## Objective
Find and return each line containing "eksperymentu".
»»
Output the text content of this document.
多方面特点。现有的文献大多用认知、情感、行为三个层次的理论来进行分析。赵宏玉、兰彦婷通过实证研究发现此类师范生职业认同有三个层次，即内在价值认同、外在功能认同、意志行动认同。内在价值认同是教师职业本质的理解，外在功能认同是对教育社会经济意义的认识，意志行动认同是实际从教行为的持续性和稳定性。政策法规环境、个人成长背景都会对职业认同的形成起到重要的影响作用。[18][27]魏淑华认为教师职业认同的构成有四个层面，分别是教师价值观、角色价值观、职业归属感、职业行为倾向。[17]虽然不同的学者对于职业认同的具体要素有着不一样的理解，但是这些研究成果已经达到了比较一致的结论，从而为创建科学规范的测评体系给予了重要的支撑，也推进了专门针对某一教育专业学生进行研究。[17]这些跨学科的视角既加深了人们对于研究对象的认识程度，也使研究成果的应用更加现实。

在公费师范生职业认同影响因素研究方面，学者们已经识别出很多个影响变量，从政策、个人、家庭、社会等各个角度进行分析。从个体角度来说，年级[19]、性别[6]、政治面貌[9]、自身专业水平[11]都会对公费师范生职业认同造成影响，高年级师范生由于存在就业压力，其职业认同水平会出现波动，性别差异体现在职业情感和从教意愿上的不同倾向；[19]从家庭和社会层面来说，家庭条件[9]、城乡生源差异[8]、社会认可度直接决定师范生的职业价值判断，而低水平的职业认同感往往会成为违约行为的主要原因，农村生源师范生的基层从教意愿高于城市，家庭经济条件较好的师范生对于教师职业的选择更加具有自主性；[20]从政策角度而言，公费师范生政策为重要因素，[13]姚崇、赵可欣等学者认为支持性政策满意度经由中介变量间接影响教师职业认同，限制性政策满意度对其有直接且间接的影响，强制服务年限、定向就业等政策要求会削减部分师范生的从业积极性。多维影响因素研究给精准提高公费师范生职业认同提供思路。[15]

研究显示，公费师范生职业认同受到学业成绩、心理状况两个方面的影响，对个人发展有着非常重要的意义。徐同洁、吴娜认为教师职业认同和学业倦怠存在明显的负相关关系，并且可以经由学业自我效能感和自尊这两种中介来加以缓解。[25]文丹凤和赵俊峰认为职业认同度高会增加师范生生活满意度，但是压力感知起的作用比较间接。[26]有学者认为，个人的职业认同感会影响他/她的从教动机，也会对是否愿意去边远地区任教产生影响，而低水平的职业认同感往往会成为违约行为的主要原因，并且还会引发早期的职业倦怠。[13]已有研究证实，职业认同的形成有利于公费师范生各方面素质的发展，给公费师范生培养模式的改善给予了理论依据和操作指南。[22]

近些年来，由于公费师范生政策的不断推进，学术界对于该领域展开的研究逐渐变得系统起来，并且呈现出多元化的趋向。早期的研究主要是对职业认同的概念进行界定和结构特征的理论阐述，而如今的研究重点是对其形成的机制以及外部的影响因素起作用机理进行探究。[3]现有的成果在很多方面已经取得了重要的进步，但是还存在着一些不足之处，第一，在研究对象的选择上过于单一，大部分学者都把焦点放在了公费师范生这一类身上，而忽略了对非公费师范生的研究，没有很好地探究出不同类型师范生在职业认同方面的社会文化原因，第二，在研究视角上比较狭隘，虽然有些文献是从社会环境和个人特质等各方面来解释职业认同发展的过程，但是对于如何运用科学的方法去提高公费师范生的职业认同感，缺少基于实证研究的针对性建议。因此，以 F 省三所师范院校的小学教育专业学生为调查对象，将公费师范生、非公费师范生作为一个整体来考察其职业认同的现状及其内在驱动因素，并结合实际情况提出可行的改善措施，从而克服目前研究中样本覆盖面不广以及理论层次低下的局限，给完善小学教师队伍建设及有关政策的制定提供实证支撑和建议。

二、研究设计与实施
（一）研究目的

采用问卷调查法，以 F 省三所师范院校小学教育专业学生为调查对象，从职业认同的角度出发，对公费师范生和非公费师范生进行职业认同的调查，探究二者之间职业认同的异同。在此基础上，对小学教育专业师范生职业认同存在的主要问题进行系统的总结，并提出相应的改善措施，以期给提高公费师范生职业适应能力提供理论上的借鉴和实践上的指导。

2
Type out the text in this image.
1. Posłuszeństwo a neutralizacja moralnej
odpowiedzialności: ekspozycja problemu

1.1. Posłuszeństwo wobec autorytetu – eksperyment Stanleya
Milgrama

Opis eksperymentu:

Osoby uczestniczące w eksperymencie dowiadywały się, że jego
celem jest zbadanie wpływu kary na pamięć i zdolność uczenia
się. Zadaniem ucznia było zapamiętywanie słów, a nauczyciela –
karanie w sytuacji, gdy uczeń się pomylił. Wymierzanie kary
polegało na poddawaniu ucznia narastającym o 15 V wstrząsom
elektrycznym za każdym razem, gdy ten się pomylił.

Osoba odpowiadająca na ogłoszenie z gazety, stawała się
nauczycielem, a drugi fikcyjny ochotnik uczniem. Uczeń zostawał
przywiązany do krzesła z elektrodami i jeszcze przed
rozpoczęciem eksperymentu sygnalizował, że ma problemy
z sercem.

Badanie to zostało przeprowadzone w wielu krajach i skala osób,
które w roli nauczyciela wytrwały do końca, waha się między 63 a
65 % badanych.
««
## Reply to the exercise
Opis eksperymentu:
rozpoczęciem eksperymentu sygnalizował, że ma problemy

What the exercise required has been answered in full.